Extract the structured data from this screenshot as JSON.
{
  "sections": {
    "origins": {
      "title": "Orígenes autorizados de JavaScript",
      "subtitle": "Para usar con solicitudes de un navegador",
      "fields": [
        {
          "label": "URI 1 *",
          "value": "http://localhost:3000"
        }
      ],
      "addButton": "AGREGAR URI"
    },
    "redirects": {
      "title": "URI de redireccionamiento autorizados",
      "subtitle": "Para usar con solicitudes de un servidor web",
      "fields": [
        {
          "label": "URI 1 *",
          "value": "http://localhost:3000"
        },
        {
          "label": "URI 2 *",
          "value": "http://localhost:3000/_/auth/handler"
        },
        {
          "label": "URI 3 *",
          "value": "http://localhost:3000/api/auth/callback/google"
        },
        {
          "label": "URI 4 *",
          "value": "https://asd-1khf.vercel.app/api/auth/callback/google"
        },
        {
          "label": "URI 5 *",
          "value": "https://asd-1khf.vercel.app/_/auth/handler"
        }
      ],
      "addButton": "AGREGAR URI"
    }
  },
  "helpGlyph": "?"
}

Task goal:
Everything in the listing should be written out again exactly.

Output for this task:
Extract the structured data from this screenshot as JSON.
{
  "sections": {
    "origins": {
      "title": "Orígenes autorizados de JavaScript",
      "subtitle": "Para usar con solicitudes de un navegador",
      "fields": [
        {
          "label": "URI 1 *",
          "value": "http://localhost:3000"
        }
      ],
      "addButton": "AGREGAR URI"
    },
    "redirects": {
      "title": "URI de redireccionamiento autorizados",
      "subtitle": "Para usar con solicitudes de un servidor web",
      "fields": [
        {
          "label": "URI 1 *",
          "value": "http://localhost:3000"
        },
        {
          "label": "URI 2 *",
          "value": "http://localhost:3000/_/auth/handler"
        },
        {
          "label": "URI 3 *",
          "value": "http://localhost:3000/api/auth/callback/google"
        },
        {
          "label": "URI 4 *",
          "value": "https://asd-1khf.vercel.app/api/auth/callback/google"
        },
        {
          "label": "URI 5 *",
          "value": "https://asd-1khf.vercel.app/_/auth/handler"
        }
      ],
      "addButton": "AGREGAR URI"
    }
  },
  "helpGlyph": "?"
}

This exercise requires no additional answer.